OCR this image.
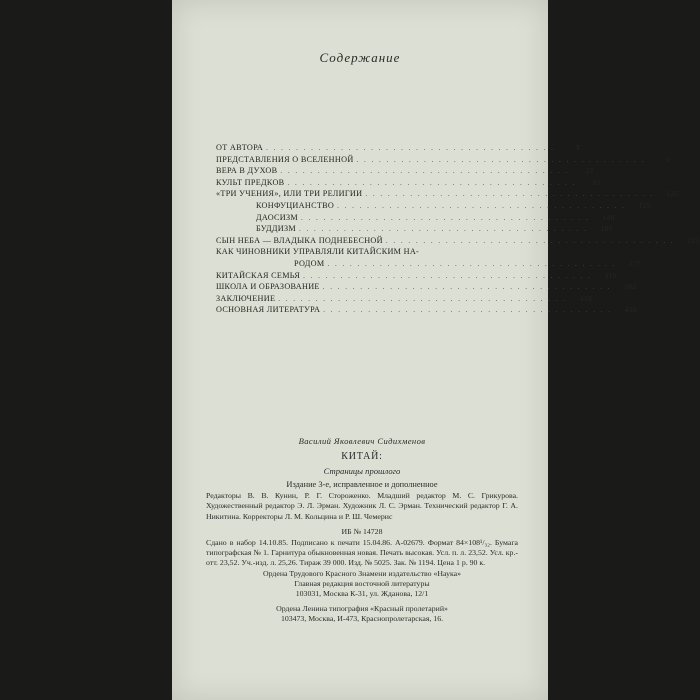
Содержание
ОТ АВТОРА . . . . . . . . . . . . . . . . . . . . . . . . . . . . . . . . . . . . . . .	3
ПРЕДСТАВЛЕНИЯ О ВСЕЛЕННОЙ . . . . . . . . . . . . . . . . . . . . . . . . . . . . . . . . . . . . . . .	6
ВЕРА В ДУХОВ . . . . . . . . . . . . . . . . . . . . . . . . . . . . . . . . . . . . . . .	21
КУЛЬТ ПРЕДКОВ . . . . . . . . . . . . . . . . . . . . . . . . . . . . . . . . . . . . . . .	81
«ТРИ УЧЕНИЯ», ИЛИ ТРИ РЕЛИГИИ . . . . . . . . . . . . . . . . . . . . . . . . . . . . . . . . . . . . . . .	125
КОНФУЦИАНСТВО . . . . . . . . . . . . . . . . . . . . . . . . . . . . . . . . . . . . . . .	125
ДАОСИЗМ . . . . . . . . . . . . . . . . . . . . . . . . . . . . . . . . . . . . . . .	148
БУДДИЗМ . . . . . . . . . . . . . . . . . . . . . . . . . . . . . . . . . . . . . . .	180
СЫН НЕБА — ВЛАДЫКА ПОДНЕБЕСНОЙ . . . . . . . . . . . . . . . . . . . . . . . . . . . . . . . . . . . . . . .	223
КАК ЧИНОВНИКИ УПРАВЛЯЛИ КИТАЙСКИМ НА-
РОДОМ . . . . . . . . . . . . . . . . . . . . . . . . . . . . . . . . . . . . . . .	275
КИТАЙСКАЯ СЕМЬЯ . . . . . . . . . . . . . . . . . . . . . . . . . . . . . . . . . . . . . . .	319
ШКОЛА И ОБРАЗОВАНИЕ . . . . . . . . . . . . . . . . . . . . . . . . . . . . . . . . . . . . . . .	382
ЗАКЛЮЧЕНИЕ . . . . . . . . . . . . . . . . . . . . . . . . . . . . . . . . . . . . . . .	418
ОСНОВНАЯ ЛИТЕРАТУРА . . . . . . . . . . . . . . . . . . . . . . . . . . . . . . . . . . . . . . .	438
Василий Яковлевич Сидихменов
КИТАЙ:
Страницы прошлого
Издание 3-е, исправленное и дополненное
Редакторы В. В. Кунин, Р. Г. Стороженко. Младший редактор М. С. Грикурова. Художественный редактор Э. Л. Эрман. Художник Л. С. Эрман. Технический редактор Г. А. Никитина. Корректоры Л. М. Кольцина и Р. Ш. Чемерис
ИБ № 14728
Сдано в набор 14.10.85. Подписано к печати 15.04.86. А-02679. Формат 84×108¹/₃₂. Бумага типографская № 1. Гарнитура обыкновенная новая. Печать высокая. Усл. п. л. 23,52. Усл. кр.-отт. 23,52. Уч.-изд. л. 25,26. Тираж 39 000. Изд. № 5025. Зак. № 1194. Цена 1 р. 90 к.
Ордена Трудового Красного Знамени издательство «Наука»
Главная редакция восточной литературы
103031, Москва К-31, ул. Жданова, 12/1
Ордена Ленина типография «Красный пролетарий»
103473, Москва, И-473, Краснопролетарская, 16.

-*-*-

DIRECTIONS FOR THIS TASK: Count each line of the data where the word "Ордена" appears, then reply with the total only.

REPLY TO THE EXERCISE: 2